** Input records **

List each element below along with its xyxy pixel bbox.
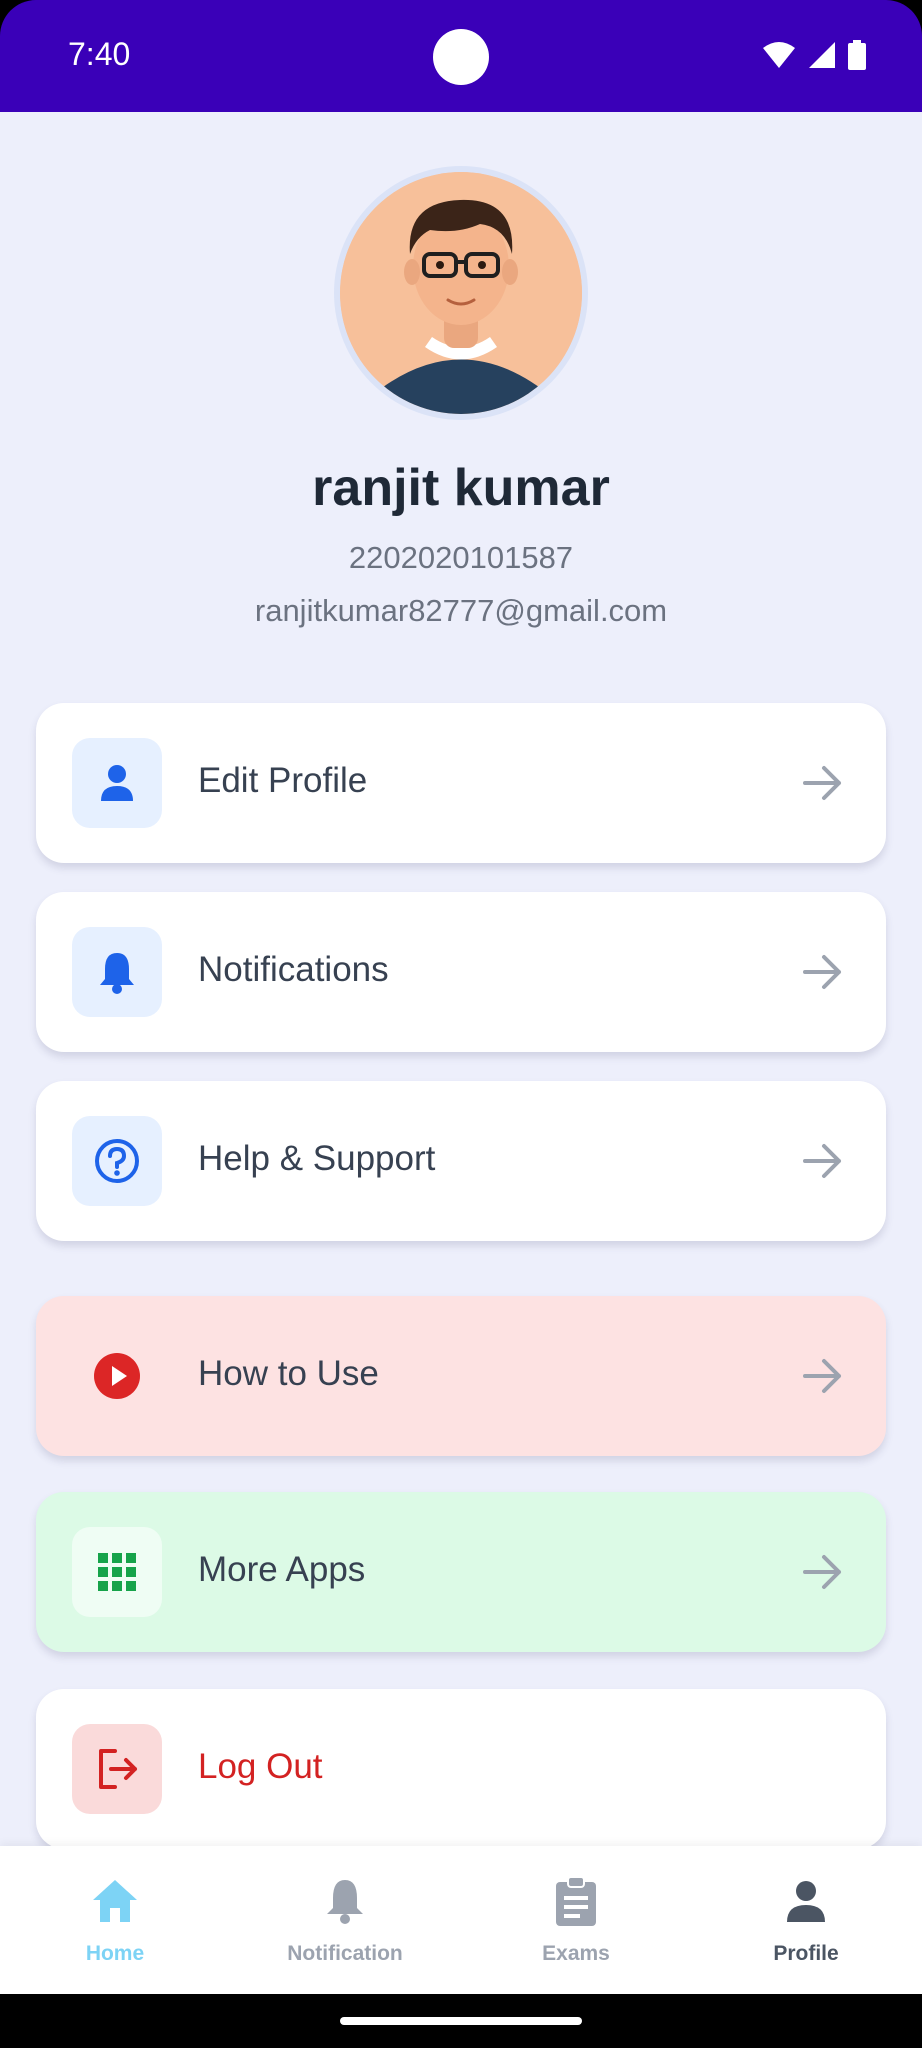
notifications-button[interactable]: Notifications [36,892,886,1052]
user-id: 2202020101587 [348,540,574,575]
nav-profile[interactable]: Profile [706,1876,906,1966]
more-apps-label: More Apps [198,1550,366,1589]
clipboard-icon [556,1876,596,1926]
how-to-use-label: How to Use [198,1354,379,1393]
help-support-label: Help & Support [198,1139,436,1178]
arrow-right-icon [803,766,841,800]
nav-home[interactable]: Home [15,1876,215,1966]
nav-notification[interactable]: Notification [245,1876,445,1966]
log-out-label: Log Out [198,1747,323,1786]
logout-icon [72,1724,162,1814]
help-circle-icon [72,1116,162,1206]
arrow-right-icon [803,1555,841,1589]
avatar [334,166,588,420]
arrow-right-icon [803,1144,841,1178]
nav-profile-label: Profile [773,1942,839,1965]
home-indicator[interactable] [340,2017,582,2025]
battery-icon [848,40,866,70]
arrow-right-icon [803,1359,841,1393]
profile-screen: ranjit kumar 2202020101587 ranjitkumar82… [0,112,922,1846]
wifi-icon [763,42,795,68]
person-icon [787,1881,825,1922]
nav-notification-label: Notification [287,1942,403,1965]
status-icons [762,40,866,70]
home-icon [93,1880,137,1922]
help-support-button[interactable]: Help & Support [36,1081,886,1241]
status-bar: 7:40 [0,0,922,112]
signal-icon [809,42,835,68]
avatar-illustration [340,172,582,414]
nav-exams-label: Exams [542,1942,610,1965]
bell-icon [72,927,162,1017]
edit-profile-button[interactable]: Edit Profile [36,703,886,863]
play-icon [72,1331,162,1421]
notifications-label: Notifications [198,950,389,989]
edit-profile-label: Edit Profile [198,761,368,800]
user-name: ranjit kumar [312,459,610,517]
nav-home-label: Home [85,1942,145,1965]
bottom-nav: Home Notification Exams Profile [0,1846,922,1994]
nav-exams[interactable]: Exams [476,1876,676,1966]
how-to-use-button[interactable]: How to Use [36,1296,886,1456]
log-out-button[interactable]: Log Out [36,1689,886,1846]
more-apps-button[interactable]: More Apps [36,1492,886,1652]
arrow-right-icon [803,955,841,989]
person-icon [72,738,162,828]
bell-icon [327,1880,363,1924]
status-time: 7:40 [68,36,131,72]
user-email: ranjitkumar82777@gmail.com [254,593,668,628]
apps-grid-icon [72,1527,162,1617]
camera-cutout [433,29,489,85]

** Objective **
How many of the lines above contain the string "arrow"? Reply with the number alone.

** Result for this exercise **
5